INSTRUCTION: Give the records back in full, exactly as they read.

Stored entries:
────

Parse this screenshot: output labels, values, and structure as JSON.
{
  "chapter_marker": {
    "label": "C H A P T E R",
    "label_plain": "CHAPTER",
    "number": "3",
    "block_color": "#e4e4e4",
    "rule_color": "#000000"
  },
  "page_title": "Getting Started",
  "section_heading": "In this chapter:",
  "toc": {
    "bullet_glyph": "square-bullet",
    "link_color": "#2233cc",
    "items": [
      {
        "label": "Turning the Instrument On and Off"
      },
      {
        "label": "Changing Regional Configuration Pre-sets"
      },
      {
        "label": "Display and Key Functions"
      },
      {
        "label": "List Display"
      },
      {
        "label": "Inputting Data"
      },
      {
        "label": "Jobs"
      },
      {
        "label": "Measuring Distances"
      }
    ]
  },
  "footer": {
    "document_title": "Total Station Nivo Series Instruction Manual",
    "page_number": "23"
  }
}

────

WRITTEN REPLY:
Parse this screenshot: output labels, values, and structure as JSON.
{
  "chapter_marker": {
    "label": "C H A P T E R",
    "label_plain": "CHAPTER",
    "number": "3",
    "block_color": "#e4e4e4",
    "rule_color": "#000000"
  },
  "page_title": "Getting Started",
  "section_heading": "In this chapter:",
  "toc": {
    "bullet_glyph": "square-bullet",
    "link_color": "#2233cc",
    "items": [
      {
        "label": "Turning the Instrument On and Off"
      },
      {
        "label": "Changing Regional Configuration Pre-sets"
      },
      {
        "label": "Display and Key Functions"
      },
      {
        "label": "List Display"
      },
      {
        "label": "Inputting Data"
      },
      {
        "label": "Jobs"
      },
      {
        "label": "Measuring Distances"
      }
    ]
  },
  "footer": {
    "document_title": "Total Station Nivo Series Instruction Manual",
    "page_number": "23"
  }
}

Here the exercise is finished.